*PROBLEM TO WORK ON*: Give the listing below as a JSON array of strings, from its first line through the line containing "colorbar-label: -4 (625, 723, 634, 733)", with one string per line and blank lines left out.
+++ DATASET RECORDS
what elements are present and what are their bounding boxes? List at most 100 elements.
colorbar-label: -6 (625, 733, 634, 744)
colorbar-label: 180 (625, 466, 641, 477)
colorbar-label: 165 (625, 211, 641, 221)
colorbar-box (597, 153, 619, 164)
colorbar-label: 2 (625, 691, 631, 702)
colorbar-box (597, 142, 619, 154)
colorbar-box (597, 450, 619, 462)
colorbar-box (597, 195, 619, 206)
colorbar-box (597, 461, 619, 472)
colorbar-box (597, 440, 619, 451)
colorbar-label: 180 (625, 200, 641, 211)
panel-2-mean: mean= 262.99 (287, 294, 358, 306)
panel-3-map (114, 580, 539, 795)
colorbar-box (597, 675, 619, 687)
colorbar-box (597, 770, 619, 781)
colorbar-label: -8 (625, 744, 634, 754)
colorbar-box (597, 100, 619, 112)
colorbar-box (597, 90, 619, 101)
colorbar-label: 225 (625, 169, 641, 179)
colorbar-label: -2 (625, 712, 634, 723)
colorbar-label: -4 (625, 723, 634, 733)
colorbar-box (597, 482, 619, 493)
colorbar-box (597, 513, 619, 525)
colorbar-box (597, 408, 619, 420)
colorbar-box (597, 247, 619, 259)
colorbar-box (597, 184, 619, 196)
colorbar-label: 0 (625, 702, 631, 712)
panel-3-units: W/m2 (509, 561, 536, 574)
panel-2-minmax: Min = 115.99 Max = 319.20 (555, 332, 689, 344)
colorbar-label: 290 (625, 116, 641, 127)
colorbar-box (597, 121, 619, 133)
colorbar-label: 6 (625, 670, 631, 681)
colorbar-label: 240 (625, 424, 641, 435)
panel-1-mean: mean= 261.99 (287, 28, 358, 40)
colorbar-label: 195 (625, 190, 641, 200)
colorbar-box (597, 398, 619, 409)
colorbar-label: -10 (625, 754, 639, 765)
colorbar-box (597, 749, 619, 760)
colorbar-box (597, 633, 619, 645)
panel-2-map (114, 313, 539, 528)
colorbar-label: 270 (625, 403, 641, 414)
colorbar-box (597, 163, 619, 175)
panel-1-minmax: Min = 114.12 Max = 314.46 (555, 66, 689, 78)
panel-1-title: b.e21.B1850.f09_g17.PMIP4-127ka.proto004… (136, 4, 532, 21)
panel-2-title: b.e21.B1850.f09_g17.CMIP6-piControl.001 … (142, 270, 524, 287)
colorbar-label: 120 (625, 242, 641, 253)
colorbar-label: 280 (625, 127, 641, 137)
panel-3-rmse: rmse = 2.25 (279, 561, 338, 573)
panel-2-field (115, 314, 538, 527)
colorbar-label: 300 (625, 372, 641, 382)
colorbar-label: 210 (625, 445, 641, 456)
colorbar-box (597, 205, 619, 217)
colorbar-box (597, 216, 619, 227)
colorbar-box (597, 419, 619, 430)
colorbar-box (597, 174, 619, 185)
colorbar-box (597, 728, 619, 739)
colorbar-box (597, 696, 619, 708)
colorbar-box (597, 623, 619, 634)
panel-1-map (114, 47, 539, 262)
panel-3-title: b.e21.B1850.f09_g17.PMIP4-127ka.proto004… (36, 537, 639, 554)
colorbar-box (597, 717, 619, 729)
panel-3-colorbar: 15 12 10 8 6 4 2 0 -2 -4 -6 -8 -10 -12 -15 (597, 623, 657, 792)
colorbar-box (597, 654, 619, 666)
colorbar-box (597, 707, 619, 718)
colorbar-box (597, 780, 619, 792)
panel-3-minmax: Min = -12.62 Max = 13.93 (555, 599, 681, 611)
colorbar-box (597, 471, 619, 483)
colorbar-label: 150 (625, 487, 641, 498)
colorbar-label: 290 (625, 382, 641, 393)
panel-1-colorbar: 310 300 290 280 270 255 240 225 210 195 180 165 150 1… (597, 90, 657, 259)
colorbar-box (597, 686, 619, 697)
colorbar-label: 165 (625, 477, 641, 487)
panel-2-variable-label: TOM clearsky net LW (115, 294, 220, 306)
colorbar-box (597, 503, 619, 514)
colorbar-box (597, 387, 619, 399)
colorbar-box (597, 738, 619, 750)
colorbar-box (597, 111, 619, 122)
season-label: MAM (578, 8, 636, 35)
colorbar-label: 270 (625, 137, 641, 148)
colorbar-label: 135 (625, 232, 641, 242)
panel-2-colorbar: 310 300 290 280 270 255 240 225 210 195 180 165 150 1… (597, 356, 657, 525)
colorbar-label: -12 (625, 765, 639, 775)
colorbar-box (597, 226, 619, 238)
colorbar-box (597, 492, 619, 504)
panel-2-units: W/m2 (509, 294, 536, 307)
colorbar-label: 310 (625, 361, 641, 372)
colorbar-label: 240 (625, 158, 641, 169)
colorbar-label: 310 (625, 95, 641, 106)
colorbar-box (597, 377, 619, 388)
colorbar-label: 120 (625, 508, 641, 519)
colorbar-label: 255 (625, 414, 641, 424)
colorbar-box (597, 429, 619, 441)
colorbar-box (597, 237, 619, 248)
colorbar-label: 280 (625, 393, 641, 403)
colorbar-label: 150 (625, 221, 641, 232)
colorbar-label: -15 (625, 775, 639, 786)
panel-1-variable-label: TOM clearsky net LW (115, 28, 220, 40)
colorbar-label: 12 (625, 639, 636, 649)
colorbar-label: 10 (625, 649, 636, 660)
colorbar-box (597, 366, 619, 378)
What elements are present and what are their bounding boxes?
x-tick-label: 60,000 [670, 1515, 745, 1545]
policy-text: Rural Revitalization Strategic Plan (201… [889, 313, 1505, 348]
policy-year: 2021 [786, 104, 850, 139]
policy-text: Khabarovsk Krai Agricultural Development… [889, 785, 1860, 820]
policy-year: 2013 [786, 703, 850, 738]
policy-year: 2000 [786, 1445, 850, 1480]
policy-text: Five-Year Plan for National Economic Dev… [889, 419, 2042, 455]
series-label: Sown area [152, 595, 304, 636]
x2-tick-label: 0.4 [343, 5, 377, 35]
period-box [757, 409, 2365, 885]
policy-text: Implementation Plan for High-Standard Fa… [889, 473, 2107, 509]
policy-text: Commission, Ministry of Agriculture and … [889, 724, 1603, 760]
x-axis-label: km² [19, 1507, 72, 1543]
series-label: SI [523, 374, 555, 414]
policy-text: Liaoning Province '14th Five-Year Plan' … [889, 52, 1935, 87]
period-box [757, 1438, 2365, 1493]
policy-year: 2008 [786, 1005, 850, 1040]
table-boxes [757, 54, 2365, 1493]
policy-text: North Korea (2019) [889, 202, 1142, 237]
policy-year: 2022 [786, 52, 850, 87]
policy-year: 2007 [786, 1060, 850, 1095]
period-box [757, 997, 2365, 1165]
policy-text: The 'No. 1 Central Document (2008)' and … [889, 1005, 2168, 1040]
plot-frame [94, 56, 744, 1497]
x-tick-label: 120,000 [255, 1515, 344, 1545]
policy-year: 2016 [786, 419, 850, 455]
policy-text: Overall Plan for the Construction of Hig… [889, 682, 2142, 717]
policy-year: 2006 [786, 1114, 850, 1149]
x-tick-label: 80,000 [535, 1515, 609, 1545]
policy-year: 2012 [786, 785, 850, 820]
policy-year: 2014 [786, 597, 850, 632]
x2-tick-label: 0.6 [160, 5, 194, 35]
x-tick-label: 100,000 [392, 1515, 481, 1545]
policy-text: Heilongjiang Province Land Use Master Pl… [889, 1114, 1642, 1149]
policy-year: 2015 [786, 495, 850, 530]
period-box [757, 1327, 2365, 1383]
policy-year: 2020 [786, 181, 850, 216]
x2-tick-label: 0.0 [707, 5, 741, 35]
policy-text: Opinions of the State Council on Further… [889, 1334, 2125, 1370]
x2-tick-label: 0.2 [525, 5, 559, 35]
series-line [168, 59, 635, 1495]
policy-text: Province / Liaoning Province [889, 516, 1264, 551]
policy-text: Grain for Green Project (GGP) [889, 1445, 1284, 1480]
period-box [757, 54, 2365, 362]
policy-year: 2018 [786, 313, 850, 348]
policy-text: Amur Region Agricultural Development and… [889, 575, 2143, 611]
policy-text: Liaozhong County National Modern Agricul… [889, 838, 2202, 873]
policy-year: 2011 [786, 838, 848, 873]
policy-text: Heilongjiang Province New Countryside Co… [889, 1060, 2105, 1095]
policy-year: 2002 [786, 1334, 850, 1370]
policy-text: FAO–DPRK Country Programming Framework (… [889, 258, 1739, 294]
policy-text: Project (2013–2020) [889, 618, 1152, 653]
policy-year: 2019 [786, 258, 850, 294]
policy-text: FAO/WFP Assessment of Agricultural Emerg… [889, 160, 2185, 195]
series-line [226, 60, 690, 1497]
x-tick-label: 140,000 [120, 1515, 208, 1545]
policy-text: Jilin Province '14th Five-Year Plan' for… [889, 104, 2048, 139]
++++++
*PROBLEM SOLUTION*:
[
  "what elements are present and what are their bounding boxes? List at most 100 elements.",
  "colorbar-label: -6 (625, 733, 634, 744)",
  "colorbar-label: 180 (625, 466, 641, 477)",
  "colorbar-label: 165 (625, 211, 641, 221)",
  "colorbar-box (597, 153, 619, 164)",
  "colorbar-label: 2 (625, 691, 631, 702)",
  "colorbar-box (597, 142, 619, 154)",
  "colorbar-box (597, 450, 619, 462)",
  "colorbar-box (597, 195, 619, 206)",
  "colorbar-box (597, 461, 619, 472)",
  "colorbar-box (597, 440, 619, 451)",
  "colorbar-label: 180 (625, 200, 641, 211)",
  "panel-2-mean: mean= 262.99 (287, 294, 358, 306)",
  "panel-3-map (114, 580, 539, 795)",
  "colorbar-box (597, 675, 619, 687)",
  "colorbar-box (597, 770, 619, 781)",
  "colorbar-label: -8 (625, 744, 634, 754)",
  "colorbar-box (597, 100, 619, 112)",
  "colorbar-box (597, 90, 619, 101)",
  "colorbar-label: 225 (625, 169, 641, 179)",
  "colorbar-label: -2 (625, 712, 634, 723)",
  "colorbar-label: -4 (625, 723, 634, 733)"
]